* PROBLEM DETAILS
Retype all material exactly. Pictures stay out of the copy.
* BEGIN SUPPLIED DATA *
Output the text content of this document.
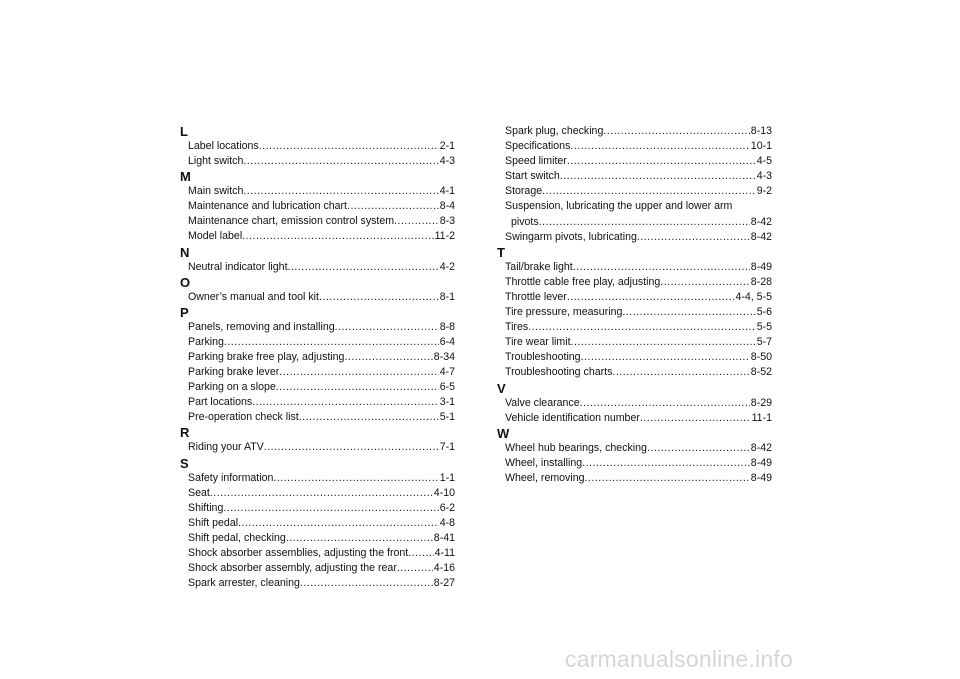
L
Label locations .....	2-1
Light switch .....	4-3
M
Main switch .....	4-1
Maintenance and lubrication chart .....	8-4
Maintenance chart, emission control system .....	8-3
Model label .....	11-2
N
Neutral indicator light .....	4-2
O
Owner’s manual and tool kit .....	8-1
P
Panels, removing and installing .....	8-8
Parking .....	6-4
Parking brake free play, adjusting .....	8-34
Parking brake lever .....	4-7
Parking on a slope .....	6-5
Part locations .....	3-1
Pre-operation check list .....	5-1
R
Riding your ATV .....	7-1
S
Safety information .....	1-1
Seat .....	4-10
Shifting .....	6-2
Shift pedal .....	4-8
Shift pedal, checking .....	8-41
Shock absorber assemblies, adjusting the front ..... 4-11
Shock absorber assembly, adjusting the rear .....	4-16
Spark arrester, cleaning .....	8-27
Spark plug, checking .....	8-13
Specifications .....	10-1
Speed limiter .....	4-5
Start switch .....	4-3
Storage .....	9-2
Suspension, lubricating the upper and lower arm
pivots .....	8-42
Swingarm pivots, lubricating .....	8-42
T
Tail/brake light .....	8-49
Throttle cable free play, adjusting .....	8-28
Throttle lever .....	4-4, 5-5
Tire pressure, measuring .....	5-6
Tires .....	5-5
Tire wear limit .....	5-7
Troubleshooting .....	8-50
Troubleshooting charts .....	8-52
V
Valve clearance .....	8-29
Vehicle identification number .....	11-1
W
Wheel hub bearings, checking .....	8-42
Wheel, installing .....	8-49
Wheel, removing .....	8-49
carmanualsonline.info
* END SUPPLIED DATA *
* SOLUTION TO THIS EXERCISE
Output the text content of this document.
L
Label locations .....	2-1
Light switch .....	4-3
M
Main switch .....	4-1
Maintenance and lubrication chart .....	8-4
Maintenance chart, emission control system .....	8-3
Model label .....	11-2
N
Neutral indicator light .....	4-2
O
Owner’s manual and tool kit .....	8-1
P
Panels, removing and installing .....	8-8
Parking .....	6-4
Parking brake free play, adjusting .....	8-34
Parking brake lever .....	4-7
Parking on a slope .....	6-5
Part locations .....	3-1
Pre-operation check list .....	5-1
R
Riding your ATV .....	7-1
S
Safety information .....	1-1
Seat .....	4-10
Shifting .....	6-2
Shift pedal .....	4-8
Shift pedal, checking .....	8-41
Shock absorber assemblies, adjusting the front ..... 4-11
Shock absorber assembly, adjusting the rear .....	4-16
Spark arrester, cleaning .....	8-27
Spark plug, checking .....	8-13
Specifications .....	10-1
Speed limiter .....	4-5
Start switch .....	4-3
Storage .....	9-2
Suspension, lubricating the upper and lower arm
pivots .....	8-42
Swingarm pivots, lubricating .....	8-42
T
Tail/brake light .....	8-49
Throttle cable free play, adjusting .....	8-28
Throttle lever .....	4-4, 5-5
Tire pressure, measuring .....	5-6
Tires .....	5-5
Tire wear limit .....	5-7
Troubleshooting .....	8-50
Troubleshooting charts .....	8-52
V
Valve clearance .....	8-29
Vehicle identification number .....	11-1
W
Wheel hub bearings, checking .....	8-42
Wheel, installing .....	8-49
Wheel, removing .....	8-49
carmanualsonline.info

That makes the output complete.